- **SET PROBLEM**
Images are excluded; otherwise, output every record exactly.

- **DATA TO PROCESS**
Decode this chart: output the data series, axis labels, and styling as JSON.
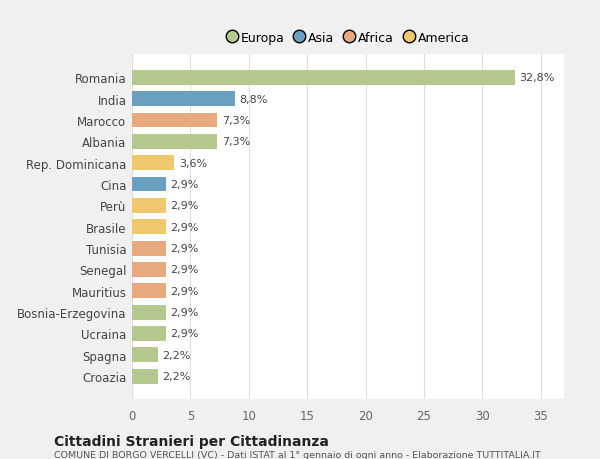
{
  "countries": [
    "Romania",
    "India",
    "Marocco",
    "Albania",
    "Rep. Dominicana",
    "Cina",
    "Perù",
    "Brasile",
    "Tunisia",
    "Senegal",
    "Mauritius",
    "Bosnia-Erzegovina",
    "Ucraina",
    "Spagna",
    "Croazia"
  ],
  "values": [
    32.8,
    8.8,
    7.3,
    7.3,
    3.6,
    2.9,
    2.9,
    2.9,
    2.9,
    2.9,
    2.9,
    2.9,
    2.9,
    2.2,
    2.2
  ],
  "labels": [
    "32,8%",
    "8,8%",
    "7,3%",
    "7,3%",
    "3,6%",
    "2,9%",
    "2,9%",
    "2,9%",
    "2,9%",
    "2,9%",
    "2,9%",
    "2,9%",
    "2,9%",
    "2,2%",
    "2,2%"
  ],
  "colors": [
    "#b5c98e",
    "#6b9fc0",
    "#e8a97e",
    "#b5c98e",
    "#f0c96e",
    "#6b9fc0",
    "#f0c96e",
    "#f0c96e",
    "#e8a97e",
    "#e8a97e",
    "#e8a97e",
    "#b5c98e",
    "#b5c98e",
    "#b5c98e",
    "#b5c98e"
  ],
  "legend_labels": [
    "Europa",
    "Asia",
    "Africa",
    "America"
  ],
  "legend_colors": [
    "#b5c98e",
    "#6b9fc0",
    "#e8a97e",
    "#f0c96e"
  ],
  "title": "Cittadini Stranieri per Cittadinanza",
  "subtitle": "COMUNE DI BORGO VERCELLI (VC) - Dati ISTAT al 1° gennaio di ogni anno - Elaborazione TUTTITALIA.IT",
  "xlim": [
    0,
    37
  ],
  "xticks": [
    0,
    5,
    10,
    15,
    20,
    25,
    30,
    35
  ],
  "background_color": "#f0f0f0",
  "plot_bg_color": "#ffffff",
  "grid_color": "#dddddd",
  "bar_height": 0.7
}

- **WORKED SOLUTION**
Decode this chart: output the data series, axis labels, and styling as JSON.
{
  "countries": [
    "Romania",
    "India",
    "Marocco",
    "Albania",
    "Rep. Dominicana",
    "Cina",
    "Perù",
    "Brasile",
    "Tunisia",
    "Senegal",
    "Mauritius",
    "Bosnia-Erzegovina",
    "Ucraina",
    "Spagna",
    "Croazia"
  ],
  "values": [
    32.8,
    8.8,
    7.3,
    7.3,
    3.6,
    2.9,
    2.9,
    2.9,
    2.9,
    2.9,
    2.9,
    2.9,
    2.9,
    2.2,
    2.2
  ],
  "labels": [
    "32,8%",
    "8,8%",
    "7,3%",
    "7,3%",
    "3,6%",
    "2,9%",
    "2,9%",
    "2,9%",
    "2,9%",
    "2,9%",
    "2,9%",
    "2,9%",
    "2,9%",
    "2,2%",
    "2,2%"
  ],
  "colors": [
    "#b5c98e",
    "#6b9fc0",
    "#e8a97e",
    "#b5c98e",
    "#f0c96e",
    "#6b9fc0",
    "#f0c96e",
    "#f0c96e",
    "#e8a97e",
    "#e8a97e",
    "#e8a97e",
    "#b5c98e",
    "#b5c98e",
    "#b5c98e",
    "#b5c98e"
  ],
  "legend_labels": [
    "Europa",
    "Asia",
    "Africa",
    "America"
  ],
  "legend_colors": [
    "#b5c98e",
    "#6b9fc0",
    "#e8a97e",
    "#f0c96e"
  ],
  "title": "Cittadini Stranieri per Cittadinanza",
  "subtitle": "COMUNE DI BORGO VERCELLI (VC) - Dati ISTAT al 1° gennaio di ogni anno - Elaborazione TUTTITALIA.IT",
  "xlim": [
    0,
    37
  ],
  "xticks": [
    0,
    5,
    10,
    15,
    20,
    25,
    30,
    35
  ],
  "background_color": "#f0f0f0",
  "plot_bg_color": "#ffffff",
  "grid_color": "#dddddd",
  "bar_height": 0.7
}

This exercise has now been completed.